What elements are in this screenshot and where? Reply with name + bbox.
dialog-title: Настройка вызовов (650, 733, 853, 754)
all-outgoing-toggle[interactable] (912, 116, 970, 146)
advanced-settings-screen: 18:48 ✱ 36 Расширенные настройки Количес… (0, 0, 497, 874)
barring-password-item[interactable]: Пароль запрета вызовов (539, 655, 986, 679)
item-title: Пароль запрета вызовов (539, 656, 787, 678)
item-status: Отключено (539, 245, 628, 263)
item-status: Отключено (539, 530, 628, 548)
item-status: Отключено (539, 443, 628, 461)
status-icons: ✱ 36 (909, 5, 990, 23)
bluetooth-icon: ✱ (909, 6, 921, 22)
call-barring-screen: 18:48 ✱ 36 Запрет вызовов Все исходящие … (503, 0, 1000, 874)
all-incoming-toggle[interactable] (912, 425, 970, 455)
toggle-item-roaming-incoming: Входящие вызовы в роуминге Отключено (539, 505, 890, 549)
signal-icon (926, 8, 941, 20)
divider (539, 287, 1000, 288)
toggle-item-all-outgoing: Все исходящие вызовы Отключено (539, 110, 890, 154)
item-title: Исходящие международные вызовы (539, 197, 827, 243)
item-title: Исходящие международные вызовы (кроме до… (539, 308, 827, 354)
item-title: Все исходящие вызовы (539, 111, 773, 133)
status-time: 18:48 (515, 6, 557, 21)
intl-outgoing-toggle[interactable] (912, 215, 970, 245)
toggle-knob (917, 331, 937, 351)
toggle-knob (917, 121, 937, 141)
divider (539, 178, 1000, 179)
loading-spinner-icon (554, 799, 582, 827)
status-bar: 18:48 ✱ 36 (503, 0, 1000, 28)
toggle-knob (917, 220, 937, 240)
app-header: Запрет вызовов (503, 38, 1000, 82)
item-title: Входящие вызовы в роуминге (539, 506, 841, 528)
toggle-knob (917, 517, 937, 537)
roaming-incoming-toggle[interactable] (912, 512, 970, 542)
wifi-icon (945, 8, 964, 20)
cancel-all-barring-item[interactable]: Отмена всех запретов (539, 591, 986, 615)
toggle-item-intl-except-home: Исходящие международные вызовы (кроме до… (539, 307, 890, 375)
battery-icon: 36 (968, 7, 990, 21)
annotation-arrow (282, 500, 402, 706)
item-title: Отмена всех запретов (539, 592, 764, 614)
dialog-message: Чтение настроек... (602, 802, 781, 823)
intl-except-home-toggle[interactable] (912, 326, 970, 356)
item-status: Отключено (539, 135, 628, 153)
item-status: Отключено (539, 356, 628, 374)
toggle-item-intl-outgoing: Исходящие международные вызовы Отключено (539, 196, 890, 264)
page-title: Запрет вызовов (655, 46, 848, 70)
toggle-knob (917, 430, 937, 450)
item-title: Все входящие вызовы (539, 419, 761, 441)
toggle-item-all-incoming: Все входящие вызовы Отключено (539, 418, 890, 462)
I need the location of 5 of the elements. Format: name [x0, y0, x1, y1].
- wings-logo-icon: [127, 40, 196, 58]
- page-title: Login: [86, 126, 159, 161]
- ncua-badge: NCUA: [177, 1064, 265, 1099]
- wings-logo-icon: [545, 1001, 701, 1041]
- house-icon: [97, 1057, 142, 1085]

Exercise objective: Pick out every line of the records that contains the string "Отмена", with case counting, and copy each of those lines in full.

Solution for this problem:
cancel-all-barring-item[interactable]: Отмена всех запретов (539, 591, 986, 615)
item-title: Отмена всех запретов (539, 592, 764, 614)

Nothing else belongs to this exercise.